Collected data entries:
━━━━━━━━━━

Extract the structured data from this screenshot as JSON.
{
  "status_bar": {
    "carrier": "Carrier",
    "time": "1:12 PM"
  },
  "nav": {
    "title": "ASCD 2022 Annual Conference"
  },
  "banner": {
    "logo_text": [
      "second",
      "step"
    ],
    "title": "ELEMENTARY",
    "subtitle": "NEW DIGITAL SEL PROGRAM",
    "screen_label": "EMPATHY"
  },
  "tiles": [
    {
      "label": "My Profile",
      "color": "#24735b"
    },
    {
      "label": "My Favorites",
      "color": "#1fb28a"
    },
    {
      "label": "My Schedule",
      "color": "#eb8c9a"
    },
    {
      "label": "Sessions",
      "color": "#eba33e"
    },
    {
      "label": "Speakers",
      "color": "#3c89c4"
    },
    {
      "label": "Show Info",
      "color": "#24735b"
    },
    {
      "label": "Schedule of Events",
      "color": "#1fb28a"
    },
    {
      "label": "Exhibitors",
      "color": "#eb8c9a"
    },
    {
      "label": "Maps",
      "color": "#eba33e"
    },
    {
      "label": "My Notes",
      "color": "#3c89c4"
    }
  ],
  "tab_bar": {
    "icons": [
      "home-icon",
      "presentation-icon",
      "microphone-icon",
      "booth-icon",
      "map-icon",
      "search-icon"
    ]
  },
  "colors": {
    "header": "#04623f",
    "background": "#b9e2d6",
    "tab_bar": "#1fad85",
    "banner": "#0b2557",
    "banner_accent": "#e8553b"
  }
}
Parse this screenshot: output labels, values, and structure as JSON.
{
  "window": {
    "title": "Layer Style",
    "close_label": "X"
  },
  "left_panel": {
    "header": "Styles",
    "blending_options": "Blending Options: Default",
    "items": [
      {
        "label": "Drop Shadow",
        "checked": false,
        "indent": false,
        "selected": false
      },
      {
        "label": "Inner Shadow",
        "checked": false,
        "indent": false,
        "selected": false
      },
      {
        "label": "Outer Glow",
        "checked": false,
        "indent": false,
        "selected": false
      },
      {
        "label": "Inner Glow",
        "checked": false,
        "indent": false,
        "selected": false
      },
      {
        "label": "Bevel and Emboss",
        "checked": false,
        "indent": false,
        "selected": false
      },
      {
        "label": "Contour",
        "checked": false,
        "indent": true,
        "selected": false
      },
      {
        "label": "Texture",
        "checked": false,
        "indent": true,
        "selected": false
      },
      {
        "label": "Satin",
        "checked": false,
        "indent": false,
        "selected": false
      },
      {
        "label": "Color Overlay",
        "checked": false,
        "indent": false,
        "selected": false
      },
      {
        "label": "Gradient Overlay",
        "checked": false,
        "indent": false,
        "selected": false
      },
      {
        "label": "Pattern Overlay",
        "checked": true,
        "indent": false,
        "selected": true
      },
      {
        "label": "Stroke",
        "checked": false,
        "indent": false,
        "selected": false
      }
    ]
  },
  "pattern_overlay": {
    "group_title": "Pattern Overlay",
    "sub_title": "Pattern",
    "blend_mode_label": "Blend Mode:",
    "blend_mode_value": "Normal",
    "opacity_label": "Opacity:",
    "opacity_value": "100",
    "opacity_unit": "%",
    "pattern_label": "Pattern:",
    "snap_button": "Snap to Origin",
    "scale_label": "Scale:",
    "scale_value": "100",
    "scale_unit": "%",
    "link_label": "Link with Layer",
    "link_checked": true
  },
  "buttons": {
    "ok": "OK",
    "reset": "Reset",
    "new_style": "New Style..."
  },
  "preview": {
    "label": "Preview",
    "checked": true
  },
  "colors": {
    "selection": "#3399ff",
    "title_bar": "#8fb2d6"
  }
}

━━━━━━━━━━

- TASK INSTRUCTIONS:
Please restate the whole listing word for word.

- COMPLETED EXERCISE:
Extract the structured data from this screenshot as JSON.
{
  "status_bar": {
    "carrier": "Carrier",
    "time": "1:12 PM"
  },
  "nav": {
    "title": "ASCD 2022 Annual Conference"
  },
  "banner": {
    "logo_text": [
      "second",
      "step"
    ],
    "title": "ELEMENTARY",
    "subtitle": "NEW DIGITAL SEL PROGRAM",
    "screen_label": "EMPATHY"
  },
  "tiles": [
    {
      "label": "My Profile",
      "color": "#24735b"
    },
    {
      "label": "My Favorites",
      "color": "#1fb28a"
    },
    {
      "label": "My Schedule",
      "color": "#eb8c9a"
    },
    {
      "label": "Sessions",
      "color": "#eba33e"
    },
    {
      "label": "Speakers",
      "color": "#3c89c4"
    },
    {
      "label": "Show Info",
      "color": "#24735b"
    },
    {
      "label": "Schedule of Events",
      "color": "#1fb28a"
    },
    {
      "label": "Exhibitors",
      "color": "#eb8c9a"
    },
    {
      "label": "Maps",
      "color": "#eba33e"
    },
    {
      "label": "My Notes",
      "color": "#3c89c4"
    }
  ],
  "tab_bar": {
    "icons": [
      "home-icon",
      "presentation-icon",
      "microphone-icon",
      "booth-icon",
      "map-icon",
      "search-icon"
    ]
  },
  "colors": {
    "header": "#04623f",
    "background": "#b9e2d6",
    "tab_bar": "#1fad85",
    "banner": "#0b2557",
    "banner_accent": "#e8553b"
  }
}
Parse this screenshot: output labels, values, and structure as JSON.
{
  "window": {
    "title": "Layer Style",
    "close_label": "X"
  },
  "left_panel": {
    "header": "Styles",
    "blending_options": "Blending Options: Default",
    "items": [
      {
        "label": "Drop Shadow",
        "checked": false,
        "indent": false,
        "selected": false
      },
      {
        "label": "Inner Shadow",
        "checked": false,
        "indent": false,
        "selected": false
      },
      {
        "label": "Outer Glow",
        "checked": false,
        "indent": false,
        "selected": false
      },
      {
        "label": "Inner Glow",
        "checked": false,
        "indent": false,
        "selected": false
      },
      {
        "label": "Bevel and Emboss",
        "checked": false,
        "indent": false,
        "selected": false
      },
      {
        "label": "Contour",
        "checked": false,
        "indent": true,
        "selected": false
      },
      {
        "label": "Texture",
        "checked": false,
        "indent": true,
        "selected": false
      },
      {
        "label": "Satin",
        "checked": false,
        "indent": false,
        "selected": false
      },
      {
        "label": "Color Overlay",
        "checked": false,
        "indent": false,
        "selected": false
      },
      {
        "label": "Gradient Overlay",
        "checked": false,
        "indent": false,
        "selected": false
      },
      {
        "label": "Pattern Overlay",
        "checked": true,
        "indent": false,
        "selected": true
      },
      {
        "label": "Stroke",
        "checked": false,
        "indent": false,
        "selected": false
      }
    ]
  },
  "pattern_overlay": {
    "group_title": "Pattern Overlay",
    "sub_title": "Pattern",
    "blend_mode_label": "Blend Mode:",
    "blend_mode_value": "Normal",
    "opacity_label": "Opacity:",
    "opacity_value": "100",
    "opacity_unit": "%",
    "pattern_label": "Pattern:",
    "snap_button": "Snap to Origin",
    "scale_label": "Scale:",
    "scale_value": "100",
    "scale_unit": "%",
    "link_label": "Link with Layer",
    "link_checked": true
  },
  "buttons": {
    "ok": "OK",
    "reset": "Reset",
    "new_style": "New Style..."
  },
  "preview": {
    "label": "Preview",
    "checked": true
  },
  "colors": {
    "selection": "#3399ff",
    "title_bar": "#8fb2d6"
  }
}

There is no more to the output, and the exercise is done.